**TASK DETAILS**. Without the pictures, output the records below word for word.

_ _ _ _ _ _ _

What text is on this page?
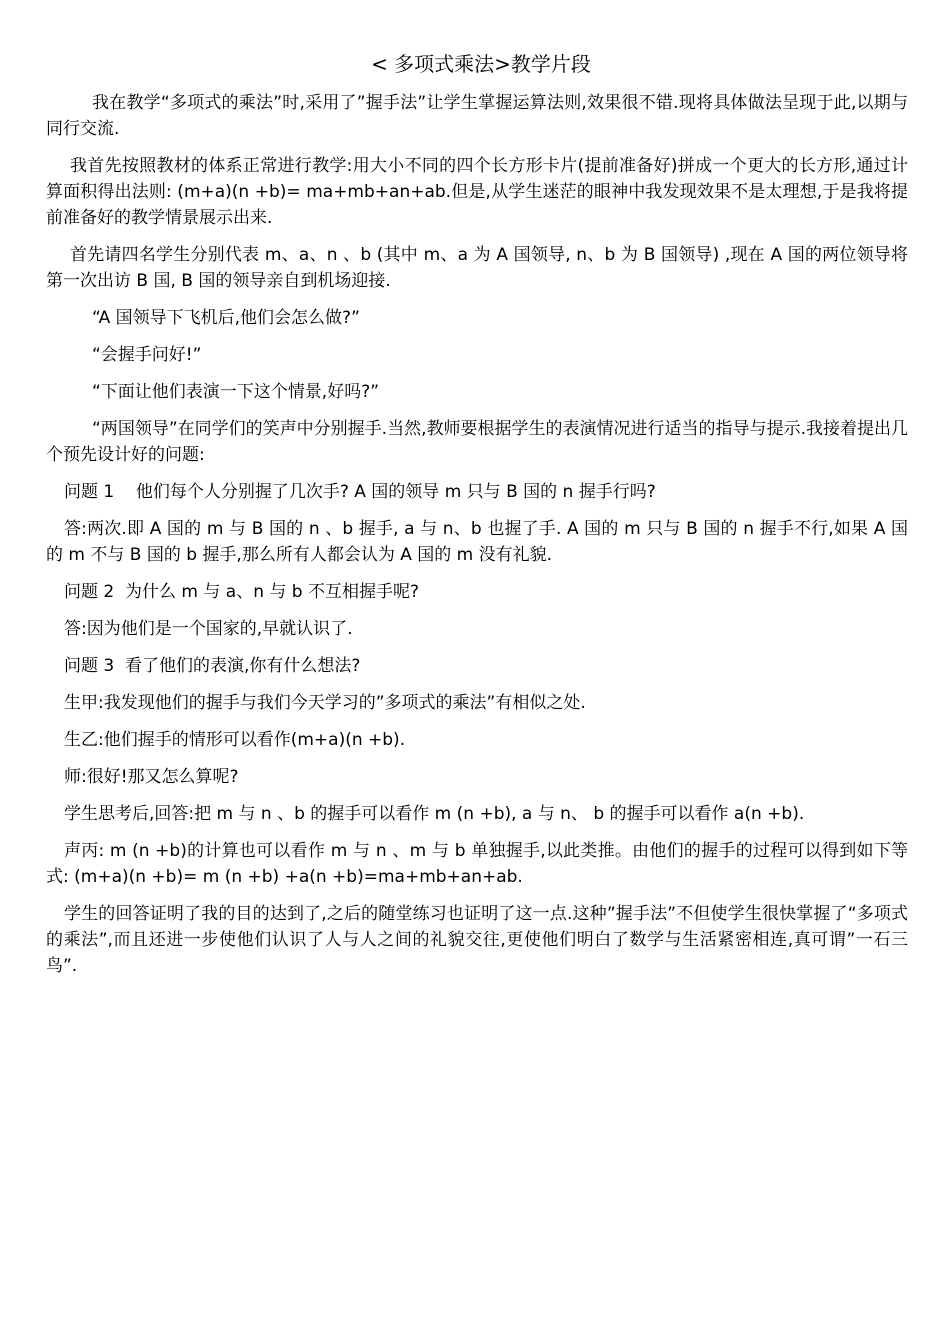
< 多项式乘法>教学片段

我在教学“多项式的乘法”时,采用了”握手法”让学生掌握运算法则,效果很不错.现将具体做法呈现于此,以期与同行交流.

我首先按照教材的体系正常进行教学:用大小不同的四个长方形卡片(提前准备好)拼成一个更大的长方形,通过计算面积得出法则: (m+a)(n +b)= ma+mb+an+ab.但是,从学生迷茫的眼神中我发现效果不是太理想,于是我将提前准备好的教学情景展示出来.

首先请四名学生分别代表 m、a、n 、b (其中 m、a 为 A 国领导, n、b 为 B 国领导) ,现在 A 国的两位领导将第一次出访 B 国, B 国的领导亲自到机场迎接.

“A 国领导下飞机后,他们会怎么做?”

“会握手问好!”

“下面让他们表演一下这个情景,好吗?”

“两国领导”在同学们的笑声中分别握手.当然,教师要根据学生的表演情况进行适当的指导与提示.我接着提出几个预先设计好的问题:

问题 1    他们每个人分别握了几次手? A 国的领导 m 只与 B 国的 n 握手行吗?

答:两次.即 A 国的 m 与 B 国的 n 、b 握手, a 与 n、b 也握了手. A 国的 m 只与 B 国的 n 握手不行,如果 A 国的 m 不与 B 国的 b 握手,那么所有人都会认为 A 国的 m 没有礼貌.

问题 2  为什么 m 与 a、n 与 b 不互相握手呢?

答:因为他们是一个国家的,早就认识了.

问题 3  看了他们的表演,你有什么想法?

生甲:我发现他们的握手与我们今天学习的”多项式的乘法”有相似之处.

生乙:他们握手的情形可以看作(m+a)(n +b).

师:很好!那又怎么算呢?

学生思考后,回答:把 m 与 n 、b 的握手可以看作 m (n +b), a 与 n、 b 的握手可以看作 a(n +b).

声丙: m (n +b)的计算也可以看作 m 与 n 、m 与 b 单独握手,以此类推。由他们的握手的过程可以得到如下等式: (m+a)(n +b)= m (n +b) +a(n +b)=ma+mb+an+ab.

学生的回答证明了我的目的达到了,之后的随堂练习也证明了这一点.这种”握手法”不但使学生很快掌握了“多项式的乘法”,而且还进一步使他们认识了人与人之间的礼貌交往,更使他们明白了数学与生活紧密相连,真可谓”一石三鸟”.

_ _ _ _ _ _ _

**RESULT FOR THIS EXERCISE**.
What text is on this page?
< 多项式乘法>教学片段

我在教学“多项式的乘法”时,采用了”握手法”让学生掌握运算法则,效果很不错.现将具体做法呈现于此,以期与同行交流.

我首先按照教材的体系正常进行教学:用大小不同的四个长方形卡片(提前准备好)拼成一个更大的长方形,通过计算面积得出法则: (m+a)(n +b)= ma+mb+an+ab.但是,从学生迷茫的眼神中我发现效果不是太理想,于是我将提前准备好的教学情景展示出来.

首先请四名学生分别代表 m、a、n 、b (其中 m、a 为 A 国领导, n、b 为 B 国领导) ,现在 A 国的两位领导将第一次出访 B 国, B 国的领导亲自到机场迎接.

“A 国领导下飞机后,他们会怎么做?”

“会握手问好!”

“下面让他们表演一下这个情景,好吗?”

“两国领导”在同学们的笑声中分别握手.当然,教师要根据学生的表演情况进行适当的指导与提示.我接着提出几个预先设计好的问题:

问题 1    他们每个人分别握了几次手? A 国的领导 m 只与 B 国的 n 握手行吗?

答:两次.即 A 国的 m 与 B 国的 n 、b 握手, a 与 n、b 也握了手. A 国的 m 只与 B 国的 n 握手不行,如果 A 国的 m 不与 B 国的 b 握手,那么所有人都会认为 A 国的 m 没有礼貌.

问题 2  为什么 m 与 a、n 与 b 不互相握手呢?

答:因为他们是一个国家的,早就认识了.

问题 3  看了他们的表演,你有什么想法?

生甲:我发现他们的握手与我们今天学习的”多项式的乘法”有相似之处.

生乙:他们握手的情形可以看作(m+a)(n +b).

师:很好!那又怎么算呢?

学生思考后,回答:把 m 与 n 、b 的握手可以看作 m (n +b), a 与 n、 b 的握手可以看作 a(n +b).

声丙: m (n +b)的计算也可以看作 m 与 n 、m 与 b 单独握手,以此类推。由他们的握手的过程可以得到如下等式: (m+a)(n +b)= m (n +b) +a(n +b)=ma+mb+an+ab.

学生的回答证明了我的目的达到了,之后的随堂练习也证明了这一点.这种”握手法”不但使学生很快掌握了“多项式的乘法”,而且还进一步使他们认识了人与人之间的礼貌交往,更使他们明白了数学与生活紧密相连,真可谓”一石三鸟”.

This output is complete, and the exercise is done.